▶ _EXERCISE INPUTS_
+++
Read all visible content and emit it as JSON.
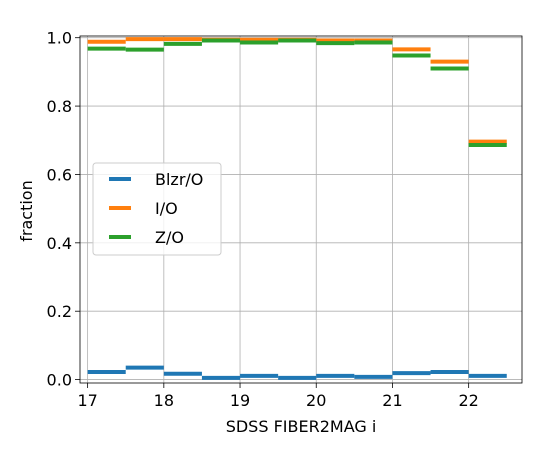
{
  "chart_data": {
    "type": "step",
    "xlabel": "SDSS FIBER2MAG i",
    "ylabel": "fraction",
    "xlim": [
      16.9,
      22.7
    ],
    "ylim": [
      -0.01,
      1.005
    ],
    "xticks": [
      "17",
      "18",
      "19",
      "20",
      "21",
      "22"
    ],
    "yticks": [
      "0.0",
      "0.2",
      "0.4",
      "0.6",
      "0.8",
      "1.0"
    ],
    "grid": true,
    "legend_position": "center-left",
    "bins": [
      [
        17.0,
        17.5
      ],
      [
        17.5,
        18.0
      ],
      [
        18.0,
        18.5
      ],
      [
        18.5,
        19.0
      ],
      [
        19.0,
        19.5
      ],
      [
        19.5,
        20.0
      ],
      [
        20.0,
        20.5
      ],
      [
        20.5,
        21.0
      ],
      [
        21.0,
        21.5
      ],
      [
        21.5,
        22.0
      ],
      [
        22.0,
        22.5
      ]
    ],
    "series": [
      {
        "name": "Blzr/O",
        "color": "#1f77b4",
        "values": [
          0.022,
          0.035,
          0.017,
          0.005,
          0.011,
          0.005,
          0.011,
          0.008,
          0.019,
          0.022,
          0.011
        ]
      },
      {
        "name": "I/O",
        "color": "#ff7f0e",
        "values": [
          0.988,
          0.996,
          0.996,
          0.994,
          0.994,
          0.994,
          0.992,
          0.992,
          0.966,
          0.93,
          0.696
        ]
      },
      {
        "name": "Z/O",
        "color": "#2ca02c",
        "values": [
          0.968,
          0.965,
          0.982,
          0.992,
          0.986,
          0.992,
          0.984,
          0.986,
          0.948,
          0.91,
          0.686
        ]
      }
    ]
  }
}
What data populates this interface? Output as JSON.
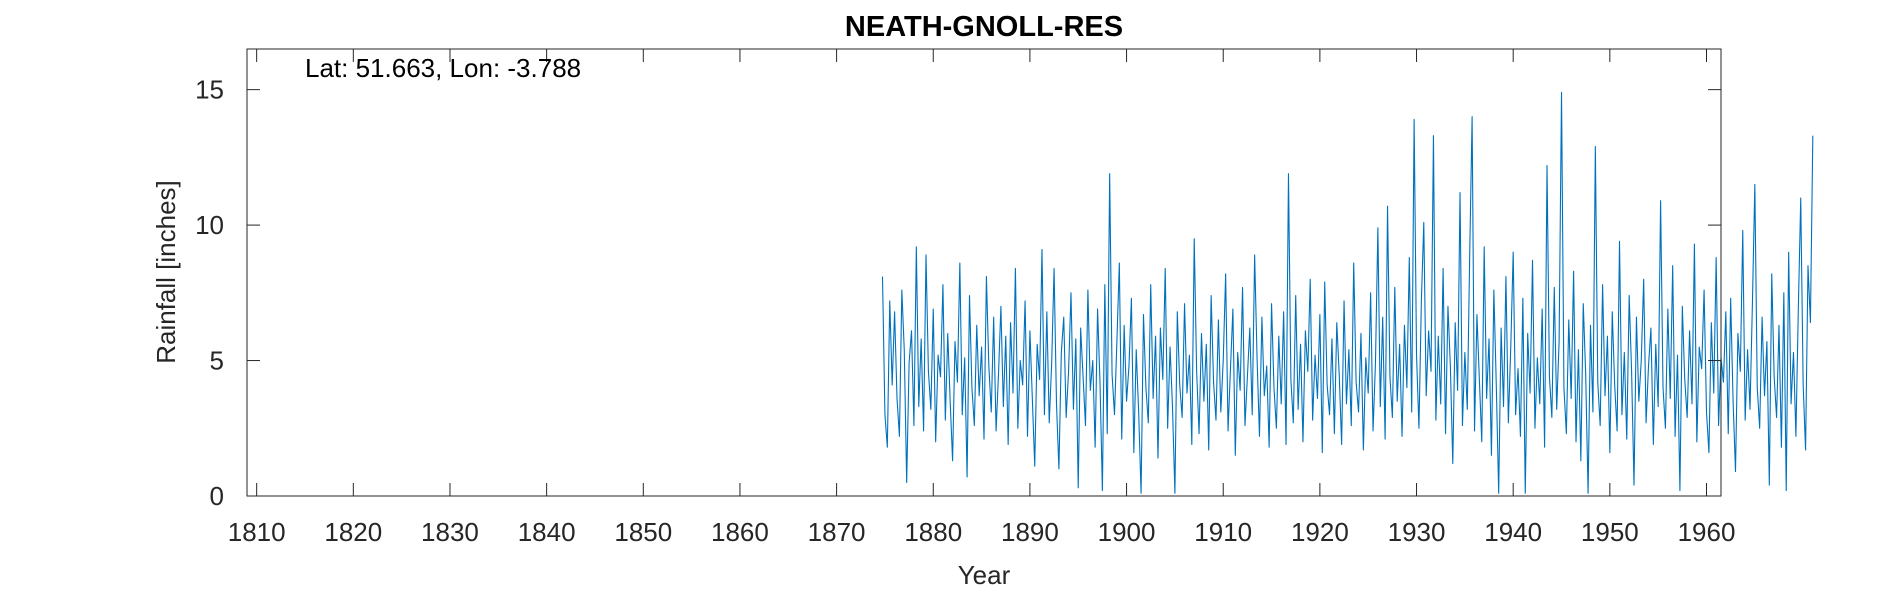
+++
▶ _PROBLEM STATEMENT_
Sift the material for lines with the string "JSON". Copy each one found.

▶ _THE COMPLETED TASK_
Read all visible content and emit it as JSON.
What data populates this interface? Output as JSON.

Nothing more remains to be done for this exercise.